#### WHAT IS BEING ASKED:
Copy all of the material word for word, except for the pictures.
--- Begin DATA IN THIS EXERCISE ---
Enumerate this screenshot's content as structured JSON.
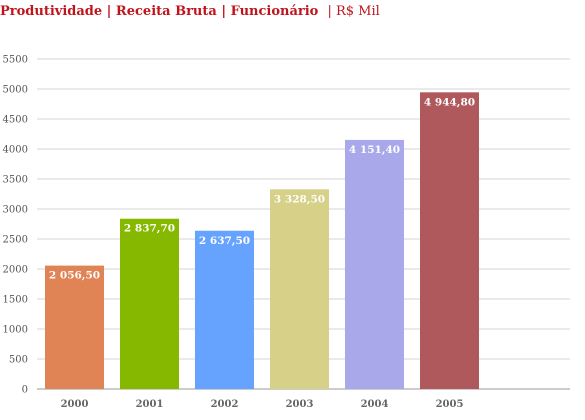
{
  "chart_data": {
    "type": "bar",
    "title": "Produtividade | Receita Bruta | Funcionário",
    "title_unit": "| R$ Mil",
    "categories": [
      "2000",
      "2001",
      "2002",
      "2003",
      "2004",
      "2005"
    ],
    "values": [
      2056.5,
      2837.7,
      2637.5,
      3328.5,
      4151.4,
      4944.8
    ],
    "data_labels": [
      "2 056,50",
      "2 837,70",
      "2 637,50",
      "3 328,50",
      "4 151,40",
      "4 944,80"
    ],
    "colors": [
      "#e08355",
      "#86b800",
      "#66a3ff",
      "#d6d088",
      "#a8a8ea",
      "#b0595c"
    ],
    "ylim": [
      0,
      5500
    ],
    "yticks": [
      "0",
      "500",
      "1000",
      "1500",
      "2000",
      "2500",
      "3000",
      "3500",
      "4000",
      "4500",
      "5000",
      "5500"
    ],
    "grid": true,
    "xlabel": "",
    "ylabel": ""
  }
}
--- End DATA IN THIS EXERCISE ---
#### RESPONSE BELOW:
Enumerate this screenshot's content as structured JSON.
{
  "chart_data": {
    "type": "bar",
    "title": "Produtividade | Receita Bruta | Funcionário",
    "title_unit": "| R$ Mil",
    "categories": [
      "2000",
      "2001",
      "2002",
      "2003",
      "2004",
      "2005"
    ],
    "values": [
      2056.5,
      2837.7,
      2637.5,
      3328.5,
      4151.4,
      4944.8
    ],
    "data_labels": [
      "2 056,50",
      "2 837,70",
      "2 637,50",
      "3 328,50",
      "4 151,40",
      "4 944,80"
    ],
    "colors": [
      "#e08355",
      "#86b800",
      "#66a3ff",
      "#d6d088",
      "#a8a8ea",
      "#b0595c"
    ],
    "ylim": [
      0,
      5500
    ],
    "yticks": [
      "0",
      "500",
      "1000",
      "1500",
      "2000",
      "2500",
      "3000",
      "3500",
      "4000",
      "4500",
      "5000",
      "5500"
    ],
    "grid": true,
    "xlabel": "",
    "ylabel": ""
  }
}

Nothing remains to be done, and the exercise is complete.